* _Dataset items_:
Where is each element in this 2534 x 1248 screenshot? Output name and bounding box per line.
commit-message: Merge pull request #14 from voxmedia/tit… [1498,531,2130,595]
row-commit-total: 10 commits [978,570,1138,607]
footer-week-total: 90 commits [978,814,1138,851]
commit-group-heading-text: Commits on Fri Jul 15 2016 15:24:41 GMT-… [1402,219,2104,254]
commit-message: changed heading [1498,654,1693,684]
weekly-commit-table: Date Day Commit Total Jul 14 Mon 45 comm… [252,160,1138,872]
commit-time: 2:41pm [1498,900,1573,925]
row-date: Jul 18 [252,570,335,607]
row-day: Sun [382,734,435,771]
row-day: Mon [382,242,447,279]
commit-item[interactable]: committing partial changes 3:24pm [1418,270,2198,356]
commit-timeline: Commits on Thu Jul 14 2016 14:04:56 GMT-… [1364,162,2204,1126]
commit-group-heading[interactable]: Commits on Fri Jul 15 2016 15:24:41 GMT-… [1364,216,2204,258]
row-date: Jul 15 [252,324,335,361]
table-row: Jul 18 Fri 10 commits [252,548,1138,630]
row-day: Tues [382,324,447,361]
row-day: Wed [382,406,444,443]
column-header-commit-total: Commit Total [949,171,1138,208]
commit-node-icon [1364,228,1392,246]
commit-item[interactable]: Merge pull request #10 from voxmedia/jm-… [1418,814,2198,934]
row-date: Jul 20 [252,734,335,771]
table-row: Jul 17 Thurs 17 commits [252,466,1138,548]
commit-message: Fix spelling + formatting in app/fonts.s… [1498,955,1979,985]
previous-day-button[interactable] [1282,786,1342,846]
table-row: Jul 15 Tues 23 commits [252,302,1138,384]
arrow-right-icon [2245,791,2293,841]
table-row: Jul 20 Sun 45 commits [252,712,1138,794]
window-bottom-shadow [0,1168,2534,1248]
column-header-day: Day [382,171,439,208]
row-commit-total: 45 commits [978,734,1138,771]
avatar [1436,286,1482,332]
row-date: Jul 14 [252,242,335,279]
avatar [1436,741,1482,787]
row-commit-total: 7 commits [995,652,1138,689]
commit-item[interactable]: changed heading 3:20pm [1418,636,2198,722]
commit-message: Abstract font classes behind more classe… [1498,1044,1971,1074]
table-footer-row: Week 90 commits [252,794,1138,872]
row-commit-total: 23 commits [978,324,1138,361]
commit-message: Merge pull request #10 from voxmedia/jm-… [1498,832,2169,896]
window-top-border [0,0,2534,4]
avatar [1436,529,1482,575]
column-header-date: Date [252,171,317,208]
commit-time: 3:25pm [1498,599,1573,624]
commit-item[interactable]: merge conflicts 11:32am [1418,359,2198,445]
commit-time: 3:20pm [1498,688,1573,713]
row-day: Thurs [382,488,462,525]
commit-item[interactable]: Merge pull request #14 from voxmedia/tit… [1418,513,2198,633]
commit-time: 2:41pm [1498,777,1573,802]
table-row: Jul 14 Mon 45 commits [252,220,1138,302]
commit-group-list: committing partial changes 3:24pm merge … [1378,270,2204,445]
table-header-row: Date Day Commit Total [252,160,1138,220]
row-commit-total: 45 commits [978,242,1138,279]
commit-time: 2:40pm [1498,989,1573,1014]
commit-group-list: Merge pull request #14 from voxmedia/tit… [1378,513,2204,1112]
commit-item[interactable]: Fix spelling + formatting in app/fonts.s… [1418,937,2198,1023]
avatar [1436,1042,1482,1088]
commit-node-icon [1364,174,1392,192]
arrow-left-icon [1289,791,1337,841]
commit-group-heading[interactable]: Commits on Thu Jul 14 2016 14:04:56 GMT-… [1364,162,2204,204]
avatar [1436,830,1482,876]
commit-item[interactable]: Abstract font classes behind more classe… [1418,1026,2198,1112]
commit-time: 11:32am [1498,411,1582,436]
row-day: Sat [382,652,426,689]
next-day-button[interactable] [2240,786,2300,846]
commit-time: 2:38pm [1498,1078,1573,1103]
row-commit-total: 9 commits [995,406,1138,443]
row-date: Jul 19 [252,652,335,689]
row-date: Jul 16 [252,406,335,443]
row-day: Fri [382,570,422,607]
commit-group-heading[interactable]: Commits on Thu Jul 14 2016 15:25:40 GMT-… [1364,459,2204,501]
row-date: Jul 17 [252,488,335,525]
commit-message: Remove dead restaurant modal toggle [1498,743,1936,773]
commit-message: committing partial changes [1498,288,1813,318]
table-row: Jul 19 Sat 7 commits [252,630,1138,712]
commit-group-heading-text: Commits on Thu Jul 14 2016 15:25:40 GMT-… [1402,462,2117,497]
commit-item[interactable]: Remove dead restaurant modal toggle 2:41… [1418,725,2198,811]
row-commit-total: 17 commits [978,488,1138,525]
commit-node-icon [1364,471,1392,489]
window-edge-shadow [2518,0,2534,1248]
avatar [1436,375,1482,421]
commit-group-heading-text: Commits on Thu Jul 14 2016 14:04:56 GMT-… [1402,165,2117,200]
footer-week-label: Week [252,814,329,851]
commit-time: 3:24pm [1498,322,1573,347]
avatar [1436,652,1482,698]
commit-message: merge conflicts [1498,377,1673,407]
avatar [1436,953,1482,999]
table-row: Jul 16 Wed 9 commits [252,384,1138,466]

* _Set exercise_:
Reproduce the material above with every "avatar" swapped for "profile-picture", keeping everything else the same.

* _Result below_:
Where is each element in this 2534 x 1248 screenshot? Output name and bounding box per line.
commit-message: Merge pull request #14 from voxmedia/tit… [1498,531,2130,595]
row-commit-total: 10 commits [978,570,1138,607]
footer-week-total: 90 commits [978,814,1138,851]
commit-group-heading-text: Commits on Fri Jul 15 2016 15:24:41 GMT-… [1402,219,2104,254]
commit-message: changed heading [1498,654,1693,684]
weekly-commit-table: Date Day Commit Total Jul 14 Mon 45 comm… [252,160,1138,872]
commit-time: 2:41pm [1498,900,1573,925]
row-date: Jul 18 [252,570,335,607]
row-day: Sun [382,734,435,771]
row-day: Mon [382,242,447,279]
commit-item[interactable]: committing partial changes 3:24pm [1418,270,2198,356]
commit-timeline: Commits on Thu Jul 14 2016 14:04:56 GMT-… [1364,162,2204,1126]
commit-group-heading[interactable]: Commits on Fri Jul 15 2016 15:24:41 GMT-… [1364,216,2204,258]
row-date: Jul 15 [252,324,335,361]
table-row: Jul 18 Fri 10 commits [252,548,1138,630]
row-day: Tues [382,324,447,361]
row-day: Wed [382,406,444,443]
column-header-commit-total: Commit Total [949,171,1138,208]
commit-node-icon [1364,228,1392,246]
commit-item[interactable]: Merge pull request #10 from voxmedia/jm-… [1418,814,2198,934]
row-date: Jul 20 [252,734,335,771]
table-row: Jul 17 Thurs 17 commits [252,466,1138,548]
commit-message: Fix spelling + formatting in app/fonts.s… [1498,955,1979,985]
previous-day-button[interactable] [1282,786,1342,846]
table-row: Jul 15 Tues 23 commits [252,302,1138,384]
arrow-right-icon [2245,791,2293,841]
table-row: Jul 20 Sun 45 commits [252,712,1138,794]
window-bottom-shadow [0,1168,2534,1248]
column-header-day: Day [382,171,439,208]
row-commit-total: 45 commits [978,734,1138,771]
profile-picture [1436,286,1482,332]
row-date: Jul 14 [252,242,335,279]
profile-picture [1436,741,1482,787]
row-commit-total: 7 commits [995,652,1138,689]
commit-item[interactable]: changed heading 3:20pm [1418,636,2198,722]
commit-message: Abstract font classes behind more classe… [1498,1044,1971,1074]
table-footer-row: Week 90 commits [252,794,1138,872]
row-commit-total: 23 commits [978,324,1138,361]
commit-message: Merge pull request #10 from voxmedia/jm-… [1498,832,2169,896]
window-top-border [0,0,2534,4]
profile-picture [1436,529,1482,575]
column-header-date: Date [252,171,317,208]
commit-time: 3:25pm [1498,599,1573,624]
commit-item[interactable]: merge conflicts 11:32am [1418,359,2198,445]
commit-time: 3:20pm [1498,688,1573,713]
row-day: Thurs [382,488,462,525]
commit-item[interactable]: Merge pull request #14 from voxmedia/tit… [1418,513,2198,633]
commit-time: 2:41pm [1498,777,1573,802]
table-row: Jul 14 Mon 45 commits [252,220,1138,302]
commit-group-list: committing partial changes 3:24pm merge … [1378,270,2204,445]
table-header-row: Date Day Commit Total [252,160,1138,220]
row-commit-total: 45 commits [978,242,1138,279]
commit-time: 2:40pm [1498,989,1573,1014]
commit-group-list: Merge pull request #14 from voxmedia/tit… [1378,513,2204,1112]
commit-item[interactable]: Fix spelling + formatting in app/fonts.s… [1418,937,2198,1023]
profile-picture [1436,1042,1482,1088]
commit-node-icon [1364,174,1392,192]
arrow-left-icon [1289,791,1337,841]
commit-group-heading[interactable]: Commits on Thu Jul 14 2016 14:04:56 GMT-… [1364,162,2204,204]
profile-picture [1436,830,1482,876]
commit-item[interactable]: Abstract font classes behind more classe… [1418,1026,2198,1112]
commit-time: 11:32am [1498,411,1582,436]
row-day: Sat [382,652,426,689]
next-day-button[interactable] [2240,786,2300,846]
commit-time: 2:38pm [1498,1078,1573,1103]
row-commit-total: 9 commits [995,406,1138,443]
row-date: Jul 19 [252,652,335,689]
row-date: Jul 16 [252,406,335,443]
row-day: Fri [382,570,422,607]
commit-group-heading[interactable]: Commits on Thu Jul 14 2016 15:25:40 GMT-… [1364,459,2204,501]
row-date: Jul 17 [252,488,335,525]
commit-message: Remove dead restaurant modal toggle [1498,743,1936,773]
commit-message: committing partial changes [1498,288,1813,318]
table-row: Jul 19 Sat 7 commits [252,630,1138,712]
commit-group-heading-text: Commits on Thu Jul 14 2016 15:25:40 GMT-… [1402,462,2117,497]
commit-item[interactable]: Remove dead restaurant modal toggle 2:41… [1418,725,2198,811]
row-commit-total: 17 commits [978,488,1138,525]
commit-node-icon [1364,471,1392,489]
window-edge-shadow [2518,0,2534,1248]
profile-picture [1436,375,1482,421]
commit-group-heading-text: Commits on Thu Jul 14 2016 14:04:56 GMT-… [1402,165,2117,200]
footer-week-label: Week [252,814,329,851]
commit-time: 3:24pm [1498,322,1573,347]
profile-picture [1436,652,1482,698]
commit-message: merge conflicts [1498,377,1673,407]
profile-picture [1436,953,1482,999]
table-row: Jul 16 Wed 9 commits [252,384,1138,466]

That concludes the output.